(Stored data entries)
##############################

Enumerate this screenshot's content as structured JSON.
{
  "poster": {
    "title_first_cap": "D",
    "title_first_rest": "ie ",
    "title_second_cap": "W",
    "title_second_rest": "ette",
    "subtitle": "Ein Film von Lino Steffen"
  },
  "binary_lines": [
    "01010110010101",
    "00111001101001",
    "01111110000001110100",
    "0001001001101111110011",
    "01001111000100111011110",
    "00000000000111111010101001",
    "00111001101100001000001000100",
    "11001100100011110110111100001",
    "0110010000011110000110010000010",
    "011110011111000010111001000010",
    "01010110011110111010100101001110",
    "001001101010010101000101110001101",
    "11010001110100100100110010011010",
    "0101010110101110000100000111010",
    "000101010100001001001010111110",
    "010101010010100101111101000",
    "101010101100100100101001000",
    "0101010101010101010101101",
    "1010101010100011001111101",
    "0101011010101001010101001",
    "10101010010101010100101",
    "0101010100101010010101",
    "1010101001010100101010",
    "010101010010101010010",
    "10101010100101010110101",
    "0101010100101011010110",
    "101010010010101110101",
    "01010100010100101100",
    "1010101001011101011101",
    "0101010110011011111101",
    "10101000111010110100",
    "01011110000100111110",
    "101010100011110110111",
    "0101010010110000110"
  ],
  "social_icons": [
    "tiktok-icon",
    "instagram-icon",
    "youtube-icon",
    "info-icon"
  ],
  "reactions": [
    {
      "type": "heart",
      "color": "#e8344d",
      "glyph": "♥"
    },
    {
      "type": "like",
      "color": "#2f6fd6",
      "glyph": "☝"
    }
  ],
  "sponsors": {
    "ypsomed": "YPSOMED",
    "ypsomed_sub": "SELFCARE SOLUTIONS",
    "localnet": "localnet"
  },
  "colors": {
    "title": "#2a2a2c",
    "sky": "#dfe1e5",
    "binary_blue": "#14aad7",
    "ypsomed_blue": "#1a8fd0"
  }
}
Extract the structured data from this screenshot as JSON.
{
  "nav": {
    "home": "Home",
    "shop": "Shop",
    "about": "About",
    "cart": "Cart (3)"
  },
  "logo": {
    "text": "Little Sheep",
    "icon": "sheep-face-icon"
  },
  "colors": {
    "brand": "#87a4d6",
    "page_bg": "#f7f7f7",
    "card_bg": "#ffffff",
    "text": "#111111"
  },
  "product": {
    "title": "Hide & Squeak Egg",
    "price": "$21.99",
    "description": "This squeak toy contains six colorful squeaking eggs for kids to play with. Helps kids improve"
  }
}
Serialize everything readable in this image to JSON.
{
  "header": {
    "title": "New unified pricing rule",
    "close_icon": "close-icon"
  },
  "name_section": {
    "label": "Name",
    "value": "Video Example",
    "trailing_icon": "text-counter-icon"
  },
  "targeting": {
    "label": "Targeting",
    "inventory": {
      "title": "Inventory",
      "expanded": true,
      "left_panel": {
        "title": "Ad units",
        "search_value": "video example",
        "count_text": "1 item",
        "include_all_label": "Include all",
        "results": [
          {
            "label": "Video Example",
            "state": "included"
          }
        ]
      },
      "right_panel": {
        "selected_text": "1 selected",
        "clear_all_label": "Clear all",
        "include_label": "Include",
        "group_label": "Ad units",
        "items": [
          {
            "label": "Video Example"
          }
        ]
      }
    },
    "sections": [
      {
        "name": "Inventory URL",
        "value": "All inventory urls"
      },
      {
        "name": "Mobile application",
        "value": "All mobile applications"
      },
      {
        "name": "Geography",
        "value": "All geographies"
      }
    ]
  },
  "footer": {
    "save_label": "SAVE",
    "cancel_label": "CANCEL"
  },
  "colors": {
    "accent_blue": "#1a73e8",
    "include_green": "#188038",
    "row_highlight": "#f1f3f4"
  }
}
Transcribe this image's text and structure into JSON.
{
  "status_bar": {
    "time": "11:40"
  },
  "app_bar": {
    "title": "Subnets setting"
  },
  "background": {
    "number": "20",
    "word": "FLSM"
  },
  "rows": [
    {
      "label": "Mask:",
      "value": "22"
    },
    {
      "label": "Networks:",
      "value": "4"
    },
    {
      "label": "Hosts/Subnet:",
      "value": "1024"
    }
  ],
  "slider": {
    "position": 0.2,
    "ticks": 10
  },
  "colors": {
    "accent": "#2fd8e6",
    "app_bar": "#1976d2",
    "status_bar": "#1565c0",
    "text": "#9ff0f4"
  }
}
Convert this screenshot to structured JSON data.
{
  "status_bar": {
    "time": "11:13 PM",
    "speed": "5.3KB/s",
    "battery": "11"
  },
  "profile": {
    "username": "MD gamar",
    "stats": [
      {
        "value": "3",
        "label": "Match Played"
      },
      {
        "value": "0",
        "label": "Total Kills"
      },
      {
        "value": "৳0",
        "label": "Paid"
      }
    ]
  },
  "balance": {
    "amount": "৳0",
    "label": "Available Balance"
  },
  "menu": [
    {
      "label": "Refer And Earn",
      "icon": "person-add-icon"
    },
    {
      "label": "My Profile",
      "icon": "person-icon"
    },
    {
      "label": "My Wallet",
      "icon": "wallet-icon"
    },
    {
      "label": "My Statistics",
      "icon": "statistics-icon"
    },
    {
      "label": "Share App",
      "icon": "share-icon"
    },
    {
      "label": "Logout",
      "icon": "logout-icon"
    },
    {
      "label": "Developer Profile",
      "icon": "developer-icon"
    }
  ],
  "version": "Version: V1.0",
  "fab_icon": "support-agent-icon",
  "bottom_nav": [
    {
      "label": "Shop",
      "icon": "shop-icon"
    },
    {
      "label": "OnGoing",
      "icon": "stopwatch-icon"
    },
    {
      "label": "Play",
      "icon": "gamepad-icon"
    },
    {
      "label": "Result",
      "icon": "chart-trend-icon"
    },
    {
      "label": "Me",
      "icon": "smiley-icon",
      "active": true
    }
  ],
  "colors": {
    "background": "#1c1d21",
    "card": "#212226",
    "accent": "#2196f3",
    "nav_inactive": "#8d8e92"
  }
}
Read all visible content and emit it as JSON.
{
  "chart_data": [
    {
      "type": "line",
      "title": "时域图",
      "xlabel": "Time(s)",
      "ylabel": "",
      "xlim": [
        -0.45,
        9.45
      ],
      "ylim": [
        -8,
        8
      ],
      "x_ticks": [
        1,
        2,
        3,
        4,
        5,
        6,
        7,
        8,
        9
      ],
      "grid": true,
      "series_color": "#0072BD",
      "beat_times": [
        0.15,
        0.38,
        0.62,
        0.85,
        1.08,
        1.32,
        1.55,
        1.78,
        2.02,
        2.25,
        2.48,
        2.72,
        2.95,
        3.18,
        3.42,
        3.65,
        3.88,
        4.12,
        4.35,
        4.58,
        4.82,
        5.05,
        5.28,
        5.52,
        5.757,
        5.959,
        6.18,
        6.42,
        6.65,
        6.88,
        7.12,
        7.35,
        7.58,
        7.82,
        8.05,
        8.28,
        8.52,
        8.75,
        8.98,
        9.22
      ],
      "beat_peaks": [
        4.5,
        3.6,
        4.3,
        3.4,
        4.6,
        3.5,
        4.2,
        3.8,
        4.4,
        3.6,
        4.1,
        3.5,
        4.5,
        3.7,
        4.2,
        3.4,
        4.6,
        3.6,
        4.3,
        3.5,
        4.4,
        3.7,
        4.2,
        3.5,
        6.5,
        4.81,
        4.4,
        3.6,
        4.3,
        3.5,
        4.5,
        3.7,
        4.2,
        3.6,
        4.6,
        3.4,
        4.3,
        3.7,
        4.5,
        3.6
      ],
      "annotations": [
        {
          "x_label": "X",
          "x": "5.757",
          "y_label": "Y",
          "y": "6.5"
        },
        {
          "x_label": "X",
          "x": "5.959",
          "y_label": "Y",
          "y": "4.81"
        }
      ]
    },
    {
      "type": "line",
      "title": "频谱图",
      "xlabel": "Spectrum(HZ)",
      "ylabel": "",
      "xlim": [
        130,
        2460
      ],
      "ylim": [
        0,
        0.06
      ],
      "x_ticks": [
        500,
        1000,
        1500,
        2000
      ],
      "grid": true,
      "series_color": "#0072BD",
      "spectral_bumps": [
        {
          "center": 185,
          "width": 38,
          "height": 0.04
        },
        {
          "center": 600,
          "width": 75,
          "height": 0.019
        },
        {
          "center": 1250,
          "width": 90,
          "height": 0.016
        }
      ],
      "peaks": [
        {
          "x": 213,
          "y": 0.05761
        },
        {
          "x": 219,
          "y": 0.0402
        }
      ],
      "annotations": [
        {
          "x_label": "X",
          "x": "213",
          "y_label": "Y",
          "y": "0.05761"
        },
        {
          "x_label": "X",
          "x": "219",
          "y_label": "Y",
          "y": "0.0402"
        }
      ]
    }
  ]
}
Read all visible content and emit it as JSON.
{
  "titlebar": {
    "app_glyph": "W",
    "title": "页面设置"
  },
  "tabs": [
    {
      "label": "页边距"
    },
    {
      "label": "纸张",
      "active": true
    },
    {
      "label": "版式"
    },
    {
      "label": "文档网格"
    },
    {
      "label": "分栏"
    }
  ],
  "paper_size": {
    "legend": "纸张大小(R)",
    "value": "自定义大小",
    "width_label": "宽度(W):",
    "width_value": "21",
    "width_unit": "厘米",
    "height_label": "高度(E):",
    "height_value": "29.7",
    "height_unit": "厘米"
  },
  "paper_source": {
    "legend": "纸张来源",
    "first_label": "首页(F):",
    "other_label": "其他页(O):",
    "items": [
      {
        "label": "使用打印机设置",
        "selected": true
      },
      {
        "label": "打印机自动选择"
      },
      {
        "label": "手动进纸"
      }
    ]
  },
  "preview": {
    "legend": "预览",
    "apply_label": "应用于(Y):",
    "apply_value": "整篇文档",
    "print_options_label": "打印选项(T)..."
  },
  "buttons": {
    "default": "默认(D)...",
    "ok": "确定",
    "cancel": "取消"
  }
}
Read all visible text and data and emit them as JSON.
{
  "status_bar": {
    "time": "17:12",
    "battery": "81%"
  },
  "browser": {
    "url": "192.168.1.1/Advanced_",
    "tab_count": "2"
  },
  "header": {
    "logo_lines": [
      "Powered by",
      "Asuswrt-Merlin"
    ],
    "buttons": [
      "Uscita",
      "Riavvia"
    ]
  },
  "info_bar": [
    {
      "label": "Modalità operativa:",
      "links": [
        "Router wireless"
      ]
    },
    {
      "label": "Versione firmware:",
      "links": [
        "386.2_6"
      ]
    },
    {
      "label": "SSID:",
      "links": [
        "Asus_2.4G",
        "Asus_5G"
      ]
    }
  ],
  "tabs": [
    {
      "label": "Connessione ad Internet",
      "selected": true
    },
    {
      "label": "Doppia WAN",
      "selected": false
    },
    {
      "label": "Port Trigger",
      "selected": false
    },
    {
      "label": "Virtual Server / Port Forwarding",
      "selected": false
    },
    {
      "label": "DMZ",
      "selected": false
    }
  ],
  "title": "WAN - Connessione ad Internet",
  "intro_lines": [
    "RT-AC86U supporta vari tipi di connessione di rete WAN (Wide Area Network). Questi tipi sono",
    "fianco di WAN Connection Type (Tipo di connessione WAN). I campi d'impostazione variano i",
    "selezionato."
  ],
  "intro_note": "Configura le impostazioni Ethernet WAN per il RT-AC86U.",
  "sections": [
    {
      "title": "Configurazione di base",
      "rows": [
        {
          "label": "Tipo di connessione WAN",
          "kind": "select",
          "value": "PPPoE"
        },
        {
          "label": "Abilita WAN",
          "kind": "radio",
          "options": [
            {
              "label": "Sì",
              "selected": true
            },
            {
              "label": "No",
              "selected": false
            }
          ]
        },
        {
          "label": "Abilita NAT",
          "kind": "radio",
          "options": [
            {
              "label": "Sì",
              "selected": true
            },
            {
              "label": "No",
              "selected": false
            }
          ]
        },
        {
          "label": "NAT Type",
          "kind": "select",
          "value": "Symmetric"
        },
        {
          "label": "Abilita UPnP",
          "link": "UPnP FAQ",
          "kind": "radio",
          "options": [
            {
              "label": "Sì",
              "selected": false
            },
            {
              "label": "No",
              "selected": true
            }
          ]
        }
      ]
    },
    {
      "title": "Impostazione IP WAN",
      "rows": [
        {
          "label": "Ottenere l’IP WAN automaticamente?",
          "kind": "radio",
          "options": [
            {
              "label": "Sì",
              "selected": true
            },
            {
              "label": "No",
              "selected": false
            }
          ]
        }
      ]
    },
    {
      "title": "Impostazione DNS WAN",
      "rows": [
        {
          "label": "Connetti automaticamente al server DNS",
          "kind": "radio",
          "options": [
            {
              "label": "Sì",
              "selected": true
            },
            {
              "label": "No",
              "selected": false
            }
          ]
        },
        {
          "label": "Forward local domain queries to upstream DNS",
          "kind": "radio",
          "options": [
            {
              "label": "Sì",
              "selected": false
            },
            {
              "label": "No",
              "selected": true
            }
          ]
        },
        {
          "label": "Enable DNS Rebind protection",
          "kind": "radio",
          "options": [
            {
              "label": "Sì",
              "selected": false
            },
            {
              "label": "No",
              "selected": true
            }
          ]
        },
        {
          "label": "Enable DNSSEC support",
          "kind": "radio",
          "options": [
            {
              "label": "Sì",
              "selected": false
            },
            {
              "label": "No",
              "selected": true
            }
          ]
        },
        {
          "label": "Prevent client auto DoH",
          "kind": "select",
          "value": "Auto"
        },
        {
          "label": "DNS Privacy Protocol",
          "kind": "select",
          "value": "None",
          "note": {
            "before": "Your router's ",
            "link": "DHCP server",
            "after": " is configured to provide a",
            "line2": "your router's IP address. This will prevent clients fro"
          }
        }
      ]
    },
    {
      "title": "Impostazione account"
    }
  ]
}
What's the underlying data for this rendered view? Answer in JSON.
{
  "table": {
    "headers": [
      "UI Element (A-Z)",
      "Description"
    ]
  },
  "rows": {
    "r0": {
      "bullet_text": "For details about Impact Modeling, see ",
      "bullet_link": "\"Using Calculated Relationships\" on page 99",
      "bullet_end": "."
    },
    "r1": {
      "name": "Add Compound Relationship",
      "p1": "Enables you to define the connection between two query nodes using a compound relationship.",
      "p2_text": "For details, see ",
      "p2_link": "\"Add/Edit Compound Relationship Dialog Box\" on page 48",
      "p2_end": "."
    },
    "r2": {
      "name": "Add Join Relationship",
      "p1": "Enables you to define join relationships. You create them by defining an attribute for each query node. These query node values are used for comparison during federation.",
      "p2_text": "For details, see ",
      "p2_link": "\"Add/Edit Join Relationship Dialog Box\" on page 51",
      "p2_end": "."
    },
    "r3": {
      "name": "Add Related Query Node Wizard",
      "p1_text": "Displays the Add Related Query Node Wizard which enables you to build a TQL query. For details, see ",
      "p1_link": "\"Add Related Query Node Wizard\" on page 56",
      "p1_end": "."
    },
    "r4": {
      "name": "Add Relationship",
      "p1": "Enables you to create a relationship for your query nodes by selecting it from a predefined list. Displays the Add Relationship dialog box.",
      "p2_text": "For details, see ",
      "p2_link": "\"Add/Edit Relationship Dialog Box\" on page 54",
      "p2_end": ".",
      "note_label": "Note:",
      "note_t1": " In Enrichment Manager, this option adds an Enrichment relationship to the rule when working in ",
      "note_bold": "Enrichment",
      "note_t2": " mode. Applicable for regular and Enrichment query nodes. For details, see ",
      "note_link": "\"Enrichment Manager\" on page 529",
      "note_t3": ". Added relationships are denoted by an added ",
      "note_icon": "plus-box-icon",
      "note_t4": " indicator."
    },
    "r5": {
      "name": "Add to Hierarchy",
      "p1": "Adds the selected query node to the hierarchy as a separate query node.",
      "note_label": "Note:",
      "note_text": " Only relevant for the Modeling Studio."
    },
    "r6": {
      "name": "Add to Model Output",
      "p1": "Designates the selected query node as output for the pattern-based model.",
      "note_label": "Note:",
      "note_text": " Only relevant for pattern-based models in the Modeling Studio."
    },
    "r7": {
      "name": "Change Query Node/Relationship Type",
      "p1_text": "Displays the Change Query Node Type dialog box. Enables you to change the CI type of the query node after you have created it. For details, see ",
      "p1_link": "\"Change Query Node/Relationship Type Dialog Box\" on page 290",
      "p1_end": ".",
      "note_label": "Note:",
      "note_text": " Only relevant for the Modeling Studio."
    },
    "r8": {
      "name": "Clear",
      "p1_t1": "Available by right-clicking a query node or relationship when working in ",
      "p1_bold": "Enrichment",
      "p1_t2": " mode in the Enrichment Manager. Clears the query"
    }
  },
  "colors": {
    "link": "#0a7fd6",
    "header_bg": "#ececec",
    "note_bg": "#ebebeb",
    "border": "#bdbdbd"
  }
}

##############################

▶ **EXERCISE OBJECTIVE**: Pick out lines containing the word "Internet", each one as written.

▶ **ANSWER FOR THE TASK**:
      "label": "Connessione ad Internet",
  "title": "WAN - Connessione ad Internet",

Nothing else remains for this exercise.